_Task objective_.
Repeat each line of the material exactly.

+++ Available data +++

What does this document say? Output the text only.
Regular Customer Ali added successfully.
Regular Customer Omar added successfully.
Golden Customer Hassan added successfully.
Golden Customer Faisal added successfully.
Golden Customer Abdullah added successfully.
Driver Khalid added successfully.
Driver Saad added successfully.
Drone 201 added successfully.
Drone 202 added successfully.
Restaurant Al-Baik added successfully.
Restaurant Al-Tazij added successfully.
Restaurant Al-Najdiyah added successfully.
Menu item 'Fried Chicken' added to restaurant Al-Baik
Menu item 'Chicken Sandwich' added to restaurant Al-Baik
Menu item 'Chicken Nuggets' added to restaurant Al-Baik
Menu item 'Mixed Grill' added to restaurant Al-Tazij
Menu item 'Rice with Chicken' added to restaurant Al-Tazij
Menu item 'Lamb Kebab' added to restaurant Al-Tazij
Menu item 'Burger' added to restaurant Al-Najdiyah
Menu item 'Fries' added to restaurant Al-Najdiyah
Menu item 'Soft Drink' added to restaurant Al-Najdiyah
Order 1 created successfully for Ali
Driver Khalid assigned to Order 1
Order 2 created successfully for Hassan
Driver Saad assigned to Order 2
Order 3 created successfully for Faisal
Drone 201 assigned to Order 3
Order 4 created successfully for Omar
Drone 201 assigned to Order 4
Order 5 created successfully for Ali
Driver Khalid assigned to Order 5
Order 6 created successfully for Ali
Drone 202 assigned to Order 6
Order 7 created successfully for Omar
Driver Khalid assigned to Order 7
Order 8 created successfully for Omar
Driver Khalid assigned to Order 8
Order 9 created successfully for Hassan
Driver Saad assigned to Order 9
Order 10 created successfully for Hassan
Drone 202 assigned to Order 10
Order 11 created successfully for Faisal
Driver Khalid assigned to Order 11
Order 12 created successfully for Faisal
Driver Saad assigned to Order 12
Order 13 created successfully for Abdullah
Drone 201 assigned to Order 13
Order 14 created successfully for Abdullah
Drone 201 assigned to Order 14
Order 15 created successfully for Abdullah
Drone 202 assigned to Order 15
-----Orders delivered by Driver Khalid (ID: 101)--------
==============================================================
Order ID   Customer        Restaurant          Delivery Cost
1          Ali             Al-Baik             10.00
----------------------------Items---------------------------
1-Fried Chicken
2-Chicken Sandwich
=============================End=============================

+++

_Correct result_.
What does this document say? Output the text only.
Regular Customer Ali added successfully.
Regular Customer Omar added successfully.
Golden Customer Hassan added successfully.
Golden Customer Faisal added successfully.
Golden Customer Abdullah added successfully.
Driver Khalid added successfully.
Driver Saad added successfully.
Drone 201 added successfully.
Drone 202 added successfully.
Restaurant Al-Baik added successfully.
Restaurant Al-Tazij added successfully.
Restaurant Al-Najdiyah added successfully.
Menu item 'Fried Chicken' added to restaurant Al-Baik
Menu item 'Chicken Sandwich' added to restaurant Al-Baik
Menu item 'Chicken Nuggets' added to restaurant Al-Baik
Menu item 'Mixed Grill' added to restaurant Al-Tazij
Menu item 'Rice with Chicken' added to restaurant Al-Tazij
Menu item 'Lamb Kebab' added to restaurant Al-Tazij
Menu item 'Burger' added to restaurant Al-Najdiyah
Menu item 'Fries' added to restaurant Al-Najdiyah
Menu item 'Soft Drink' added to restaurant Al-Najdiyah
Order 1 created successfully for Ali
Driver Khalid assigned to Order 1
Order 2 created successfully for Hassan
Driver Saad assigned to Order 2
Order 3 created successfully for Faisal
Drone 201 assigned to Order 3
Order 4 created successfully for Omar
Drone 201 assigned to Order 4
Order 5 created successfully for Ali
Driver Khalid assigned to Order 5
Order 6 created successfully for Ali
Drone 202 assigned to Order 6
Order 7 created successfully for Omar
Driver Khalid assigned to Order 7
Order 8 created successfully for Omar
Driver Khalid assigned to Order 8
Order 9 created successfully for Hassan
Driver Saad assigned to Order 9
Order 10 created successfully for Hassan
Drone 202 assigned to Order 10
Order 11 created successfully for Faisal
Driver Khalid assigned to Order 11
Order 12 created successfully for Faisal
Driver Saad assigned to Order 12
Order 13 created successfully for Abdullah
Drone 201 assigned to Order 13
Order 14 created successfully for Abdullah
Drone 201 assigned to Order 14
Order 15 created successfully for Abdullah
Drone 202 assigned to Order 15
-----Orders delivered by Driver Khalid (ID: 101)--------
==============================================================
Order ID   Customer        Restaurant          Delivery Cost
1          Ali             Al-Baik             10.00
----------------------------Items---------------------------
1-Fried Chicken
2-Chicken Sandwich
=============================End=============================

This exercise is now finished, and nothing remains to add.